Objective: Below is the data. Give it again, complete and exact.
─── Given records ───
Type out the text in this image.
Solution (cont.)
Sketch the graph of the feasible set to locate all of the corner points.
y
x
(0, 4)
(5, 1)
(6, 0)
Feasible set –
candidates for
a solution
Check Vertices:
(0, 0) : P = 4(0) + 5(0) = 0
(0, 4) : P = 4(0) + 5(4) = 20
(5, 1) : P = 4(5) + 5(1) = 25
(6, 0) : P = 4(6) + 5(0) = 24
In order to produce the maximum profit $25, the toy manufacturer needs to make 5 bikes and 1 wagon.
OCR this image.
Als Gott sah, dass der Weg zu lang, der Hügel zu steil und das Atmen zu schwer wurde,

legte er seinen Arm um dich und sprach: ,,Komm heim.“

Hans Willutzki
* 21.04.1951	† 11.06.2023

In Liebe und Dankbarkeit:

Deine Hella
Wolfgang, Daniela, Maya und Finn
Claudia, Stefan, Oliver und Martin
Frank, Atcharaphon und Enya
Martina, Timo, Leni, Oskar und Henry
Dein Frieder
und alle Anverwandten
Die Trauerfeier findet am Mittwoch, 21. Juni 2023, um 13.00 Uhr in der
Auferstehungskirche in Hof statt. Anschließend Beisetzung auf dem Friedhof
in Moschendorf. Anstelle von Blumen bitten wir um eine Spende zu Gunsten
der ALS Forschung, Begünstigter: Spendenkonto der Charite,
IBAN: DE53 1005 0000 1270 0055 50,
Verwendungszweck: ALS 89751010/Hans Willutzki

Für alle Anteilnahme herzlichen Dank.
───
The response:
Type out the text in this image.
Solution (cont.)
Sketch the graph of the feasible set to locate all of the corner points.
y
x
(0, 4)
(5, 1)
(6, 0)
Feasible set –
candidates for
a solution
Check Vertices:
(0, 0) : P = 4(0) + 5(0) = 0
(0, 4) : P = 4(0) + 5(4) = 20
(5, 1) : P = 4(5) + 5(1) = 25
(6, 0) : P = 4(6) + 5(0) = 24
In order to produce the maximum profit $25, the toy manufacturer needs to make 5 bikes and 1 wagon.
OCR this image.
Als Gott sah, dass der Weg zu lang, der Hügel zu steil und das Atmen zu schwer wurde,

legte er seinen Arm um dich und sprach: ,,Komm heim.“

Hans Willutzki
* 21.04.1951	† 11.06.2023

In Liebe und Dankbarkeit:

Deine Hella
Wolfgang, Daniela, Maya und Finn
Claudia, Stefan, Oliver und Martin
Frank, Atcharaphon und Enya
Martina, Timo, Leni, Oskar und Henry
Dein Frieder
und alle Anverwandten
Die Trauerfeier findet am Mittwoch, 21. Juni 2023, um 13.00 Uhr in der
Auferstehungskirche in Hof statt. Anschließend Beisetzung auf dem Friedhof
in Moschendorf. Anstelle von Blumen bitten wir um eine Spende zu Gunsten
der ALS Forschung, Begünstigter: Spendenkonto der Charite,
IBAN: DE53 1005 0000 1270 0055 50,
Verwendungszweck: ALS 89751010/Hans Willutzki

Für alle Anteilnahme herzlichen Dank.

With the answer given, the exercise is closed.